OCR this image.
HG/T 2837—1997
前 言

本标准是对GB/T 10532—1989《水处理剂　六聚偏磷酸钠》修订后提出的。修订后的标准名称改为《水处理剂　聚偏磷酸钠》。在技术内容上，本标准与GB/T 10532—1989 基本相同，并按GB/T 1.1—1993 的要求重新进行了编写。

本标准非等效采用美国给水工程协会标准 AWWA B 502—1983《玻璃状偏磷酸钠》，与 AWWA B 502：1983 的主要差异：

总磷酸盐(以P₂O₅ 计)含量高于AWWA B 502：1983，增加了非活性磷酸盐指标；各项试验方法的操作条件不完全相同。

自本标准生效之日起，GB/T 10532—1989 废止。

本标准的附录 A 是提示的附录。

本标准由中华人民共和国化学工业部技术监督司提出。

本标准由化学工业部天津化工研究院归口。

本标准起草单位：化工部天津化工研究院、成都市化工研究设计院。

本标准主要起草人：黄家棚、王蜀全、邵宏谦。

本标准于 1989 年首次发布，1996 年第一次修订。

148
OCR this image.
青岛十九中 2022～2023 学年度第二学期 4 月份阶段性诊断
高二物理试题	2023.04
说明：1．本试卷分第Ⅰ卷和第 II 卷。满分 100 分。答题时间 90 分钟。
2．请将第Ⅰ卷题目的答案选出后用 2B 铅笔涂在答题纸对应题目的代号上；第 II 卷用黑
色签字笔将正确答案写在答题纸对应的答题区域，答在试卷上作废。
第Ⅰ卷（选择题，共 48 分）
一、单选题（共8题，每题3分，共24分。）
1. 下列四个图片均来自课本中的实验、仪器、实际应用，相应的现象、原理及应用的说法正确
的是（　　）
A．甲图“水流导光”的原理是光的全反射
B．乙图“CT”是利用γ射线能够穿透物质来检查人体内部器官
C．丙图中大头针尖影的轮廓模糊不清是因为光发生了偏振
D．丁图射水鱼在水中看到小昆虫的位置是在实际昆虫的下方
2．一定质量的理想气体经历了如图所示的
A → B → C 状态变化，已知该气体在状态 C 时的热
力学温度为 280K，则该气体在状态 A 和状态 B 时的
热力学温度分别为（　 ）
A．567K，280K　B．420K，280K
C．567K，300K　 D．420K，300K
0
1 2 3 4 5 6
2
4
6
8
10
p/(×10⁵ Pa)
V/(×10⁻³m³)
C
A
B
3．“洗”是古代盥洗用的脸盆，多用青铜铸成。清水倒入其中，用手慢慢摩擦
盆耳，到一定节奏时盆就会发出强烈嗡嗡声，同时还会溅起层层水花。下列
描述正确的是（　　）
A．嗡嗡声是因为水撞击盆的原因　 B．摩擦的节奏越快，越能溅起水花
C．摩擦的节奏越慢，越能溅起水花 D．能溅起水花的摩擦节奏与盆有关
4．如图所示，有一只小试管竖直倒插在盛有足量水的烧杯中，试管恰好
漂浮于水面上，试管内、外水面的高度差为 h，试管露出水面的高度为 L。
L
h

= Request =
Every line containing the string "越能溅起水花" must be listed.

= Solved problem =
A．嗡嗡声是因为水撞击盆的原因　 B．摩擦的节奏越快，越能溅起水花
C．摩擦的节奏越慢，越能溅起水花 D．能溅起水花的摩擦节奏与盆有关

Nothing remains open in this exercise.